◆ Provided records:

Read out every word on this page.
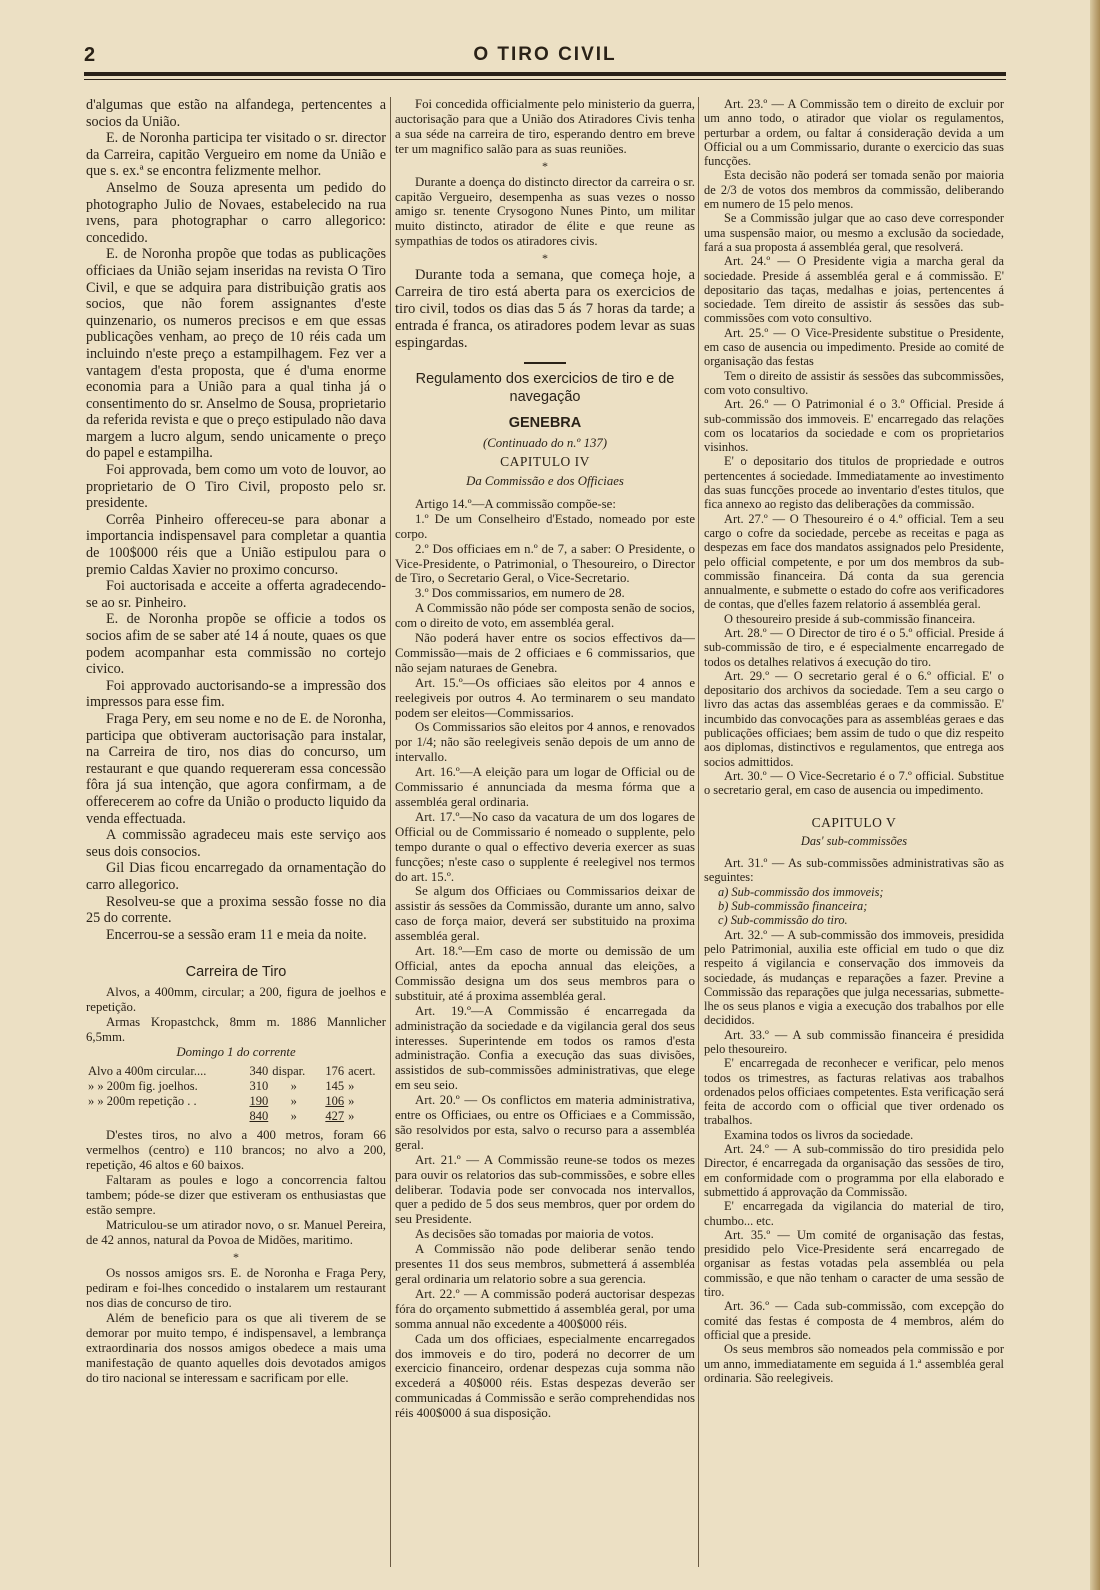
2	O TIRO CIVIL

d'algumas que estão na alfandega, pertencentes a socios da União.

E. de Noronha participa ter visitado o sr. director da Carreira, capitão Vergueiro em nome da União e que s. ex.ª se encontra felizmente melhor.

Anselmo de Souza apresenta um pedido do photographo Julio de Novaes, estabelecido na rua ıvens, para photographar o carro allegorico: concedido.

E. de Noronha propõe que todas as publicações officiaes da União sejam inseridas na revista O Tiro Civil, e que se adquira para distribuição gratis aos socios, que não forem assignantes d'este quinzenario, os numeros precisos e em que essas publicações venham, ao preço de 10 réis cada um incluindo n'este preço a estampilhagem. Fez ver a vantagem d'esta proposta, que é d'uma enorme economia para a União para a qual tinha já o consentimento do sr. Anselmo de Sousa, proprietario da referida revista e que o preço estipulado não dava margem a lucro algum, sendo unicamente o preço do papel e estampilha.

Foi approvada, bem como um voto de louvor, ao proprietario de O Tiro Civil, proposto pelo sr. presidente.

Corrêa Pinheiro offereceu-se para abonar a importancia indispensavel para completar a quantia de 100$000 réis que a União estipulou para o premio Caldas Xavier no proximo concurso.

Foi auctorisada e acceite a offerta agradecendo-se ao sr. Pinheiro.

E. de Noronha propõe se officie a todos os socios afim de se saber até 14 á noute, quaes os que podem acompanhar esta commissão no cortejo civico.

Foi approvado auctorisando-se a impressão dos impressos para esse fim.

Fraga Pery, em seu nome e no de E. de Noronha, participa que obtiveram auctorisação para instalar, na Carreira de tiro, nos dias do concurso, um restaurant e que quando requereram essa concessão fôra já sua intenção, que agora confirmam, a de offerecerem ao cofre da União o producto liquido da venda effectuada.

A commissão agradeceu mais este serviço aos seus dois consocios.

Gil Dias ficou encarregado da ornamentação do carro allegorico.

Resolveu-se que a proxima sessão fosse no dia 25 do corrente.

Encerrou-se a sessão eram 11 e meia da noite.

Carreira de Tiro

Alvos, a 400mm, circular; a 200, figura de joelhos e repetição.

Armas Kropastchck, 8mm m. 1886 Mannlicher 6,5mm.

Domingo 1 do corrente

Alvo a 400m circular....	340	dispar.	176	acert.
» » 200m fig. joelhos.	310	»	145	»
» » 200m repetição . .	190	»	106	»
	840	»	427	»

D'estes tiros, no alvo a 400 metros, foram 66 vermelhos (centro) e 110 brancos; no alvo a 200, repetição, 46 altos e 60 baixos.

Faltaram as poules e logo a concorrencia faltou tambem; póde-se dizer que estiveram os enthusiastas que estão sempre.

Matriculou-se um atirador novo, o sr. Manuel Pereira, de 42 annos, natural da Povoa de Midões, maritimo.

*

Os nossos amigos srs. E. de Noronha e Fraga Pery, pediram e foi-lhes concedido o instalarem um restaurant nos dias de concurso de tiro.

Além de beneficio para os que ali tiverem de se demorar por muito tempo, é indispensavel, a lembrança extraordinaria dos nossos amigos obedece a mais uma manifestação de quanto aquelles dois devotados amigos do tiro nacional se interessam e sacrificam por elle.

Foi concedida officialmente pelo ministerio da guerra, auctorisação para que a União dos Atiradores Civis tenha a sua séde na carreira de tiro, esperando dentro em breve ter um magnifico salão para as suas reuniões.

*

Durante a doença do distincto director da carreira o sr. capitão Vergueiro, desempenha as suas vezes o nosso amigo sr. tenente Crysogono Nunes Pinto, um militar muito distincto, atirador de élite e que reune as sympathias de todos os atiradores civis.

*

Durante toda a semana, que começa hoje, a Carreira de tiro está aberta para os exercicios de tiro civil, todos os dias das 5 ás 7 horas da tarde; a entrada é franca, os atiradores podem levar as suas espingardas.

Regulamento dos exercicios de tiro e de navegação
GENEBRA

(Continuado do n.º 137)

CAPITULO IV

Da Commissão e dos Officiaes

Artigo 14.º—A commissão compõe-se:

1.º De um Conselheiro d'Estado, nomeado por este corpo.

2.º Dos officiaes em n.º de 7, a saber: O Presidente, o Vice-Presidente, o Patrimonial, o Thesoureiro, o Director de Tiro, o Secretario Geral, o Vice-Secretario.

3.º Dos commissarios, em numero de 28.

A Commissão não póde ser composta senão de socios, com o direito de voto, em assembléa geral.

Não poderá haver entre os socios effectivos da—Commissão—mais de 2 officiaes e 6 commissarios, que não sejam naturaes de Genebra.

Art. 15.º—Os officiaes são eleitos por 4 annos e reelegiveis por outros 4. Ao terminarem o seu mandato podem ser eleitos—Commissarios.

Os Commissarios são eleitos por 4 annos, e renovados por 1/4; não são reelegiveis senão depois de um anno de intervallo.

Art. 16.º—A eleição para um logar de Official ou de Commissario é annunciada da mesma fórma que a assembléa geral ordinaria.

Art. 17.º—No caso da vacatura de um dos logares de Official ou de Commissario é nomeado o supplente, pelo tempo durante o qual o effectivo deveria exercer as suas funcções; n'este caso o supplente é reelegivel nos termos do art. 15.º.

Se algum dos Officiaes ou Commissarios deixar de assistir ás sessões da Commissão, durante um anno, salvo caso de força maior, deverá ser substituido na proxima assembléa geral.

Art. 18.º—Em caso de morte ou demissão de um Official, antes da epocha annual das eleições, a Commissão designa um dos seus membros para o substituir, até á proxima assembléa geral.

Art. 19.º—A Commissão é encarregada da administração da sociedade e da vigilancia geral dos seus interesses. Superintende em todos os ramos d'esta administração. Confia a execução das suas divisões, assistidos de sub-commissões administrativas, que elege em seu seio.

Art. 20.º — Os conflictos em materia administrativa, entre os Officiaes, ou entre os Officiaes e a Commissão, são resolvidos por esta, salvo o recurso para a assembléa geral.

Art. 21.º — A Commissão reune-se todos os mezes para ouvir os relatorios das sub-commissões, e sobre elles deliberar. Todavia pode ser convocada nos intervallos, quer a pedido de 5 dos seus membros, quer por ordem do seu Presidente.

As decisões são tomadas por maioria de votos.

A Commissão não pode deliberar senão tendo presentes 11 dos seus membros, submetterá á assembléa geral ordinaria um relatorio sobre a sua gerencia.

Art. 22.º — A commissão poderá auctorisar despezas fóra do orçamento submettido á assembléa geral, por uma somma annual não excedente a 400$000 réis.

Cada um dos officiaes, especialmente encarregados dos immoveis e do tiro, poderá no decorrer de um exercicio financeiro, ordenar despezas cuja somma não excederá a 40$000 réis. Estas despezas deverão ser communicadas á Commissão e serão comprehendidas nos réis 400$000 á sua disposição.

Art. 23.º — A Commissão tem o direito de excluir por um anno todo, o atirador que violar os regulamentos, perturbar a ordem, ou faltar á consideração devida a um Official ou a um Commissario, durante o exercicio das suas funcções.

Esta decisão não poderá ser tomada senão por maioria de 2/3 de votos dos membros da commissão, deliberando em numero de 15 pelo menos.

Se a Commissão julgar que ao caso deve corresponder uma suspensão maior, ou mesmo a exclusão da sociedade, fará a sua proposta á assembléa geral, que resolverá.

Art. 24.º — O Presidente vigia a marcha geral da sociedade. Preside á assembléa geral e á commissão. E' depositario das taças, medalhas e joias, pertencentes á sociedade. Tem direito de assistir ás sessões das sub-commissões com voto consultivo.

Art. 25.º — O Vice-Presidente substitue o Presidente, em caso de ausencia ou impedimento. Preside ao comité de organisação das festas

Tem o direito de assistir ás sessões das subcommissões, com voto consultivo.

Art. 26.º — O Patrimonial é o 3.º Official. Preside á sub-commissão dos immoveis. E' encarregado das relações com os locatarios da sociedade e com os proprietarios visinhos.

E' o depositario dos titulos de propriedade e outros pertencentes á sociedade. Immediatamente ao investimento das suas funcções procede ao inventario d'estes titulos, que fica annexo ao registo das deliberações da commissão.

Art. 27.º — O Thesoureiro é o 4.º official. Tem a seu cargo o cofre da sociedade, percebe as receitas e paga as despezas em face dos mandatos assignados pelo Presidente, pelo official competente, e por um dos membros da sub-commissão financeira. Dá conta da sua gerencia annualmente, e submette o estado do cofre aos verificadores de contas, que d'elles fazem relatorio á assembléa geral.

O thesoureiro preside á sub-commissão financeira.

Art. 28.º — O Director de tiro é o 5.º official. Preside á sub-commissão de tiro, e é especialmente encarregado de todos os detalhes relativos á execução do tiro.

Art. 29.º — O secretario geral é o 6.º official. E' o depositario dos archivos da sociedade. Tem a seu cargo o livro das actas das assembléas geraes e da commissão. E' incumbido das convocações para as assembléas geraes e das publicações officiaes; bem assim de tudo o que diz respeito aos diplomas, distinctivos e regulamentos, que entrega aos socios admittidos.

Art. 30.º — O Vice-Secretario é o 7.º official. Substitue o secretario geral, em caso de ausencia ou impedimento.

CAPITULO V

Das' sub-commissões

Art. 31.º — As sub-commissões administrativas são as seguintes:

a) Sub-commissão dos immoveis;

b) Sub-commissão financeira;

c) Sub-commissão do tiro.

Art. 32.º — A sub-commissão dos immoveis, presidida pelo Patrimonial, auxilia este official em tudo o que diz respeito á vigilancia e conservação dos immoveis da sociedade, ás mudanças e reparações a fazer. Previne a Commissão das reparações que julga necessarias, submette-lhe os seus planos e vigia a execução dos trabalhos por elle decididos.

Art. 33.º — A sub commissão financeira é presidida pelo thesoureiro.

E' encarregada de reconhecer e verificar, pelo menos todos os trimestres, as facturas relativas aos trabalhos ordenados pelos officiaes competentes. Esta verificação será feita de accordo com o official que tiver ordenado os trabalhos.

Examina todos os livros da sociedade.

Art. 24.º — A sub-commissão do tiro presidida pelo Director, é encarregada da organisação das sessões de tiro, em conformidade com o programma por ella elaborado e submettido á approvação da Commissão.

E' encarregada da vigilancia do material de tiro, chumbo... etc.

Art. 35.º — Um comité de organisação das festas, presidido pelo Vice-Presidente será encarregado de organisar as festas votadas pela assembléa ou pela commissão, e que não tenham o caracter de uma sessão de tiro.

Art. 36.º — Cada sub-commissão, com excepção do comité das festas é composta de 4 membros, além do official que a preside.

Os seus membros são nomeados pela commissão e por um anno, immediatamente em seguida á 1.ª assembléa geral ordinaria. São reelegiveis.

◆ What to do: Check each line of the records for "reelegiveis" and copy the ones that contain it.

◆ Expected answer:
Art. 15.º—Os officiaes são eleitos por 4 annos e reelegiveis por outros 4. Ao terminarem o seu mandato podem ser eleitos—Commissarios.
Os Commissarios são eleitos por 4 annos, e renovados por 1/4; não são reelegiveis senão depois de um anno de intervallo.
Os seus membros são nomeados pela commissão e por um anno, immediatamente em seguida á 1.ª assembléa geral ordinaria. São reelegiveis.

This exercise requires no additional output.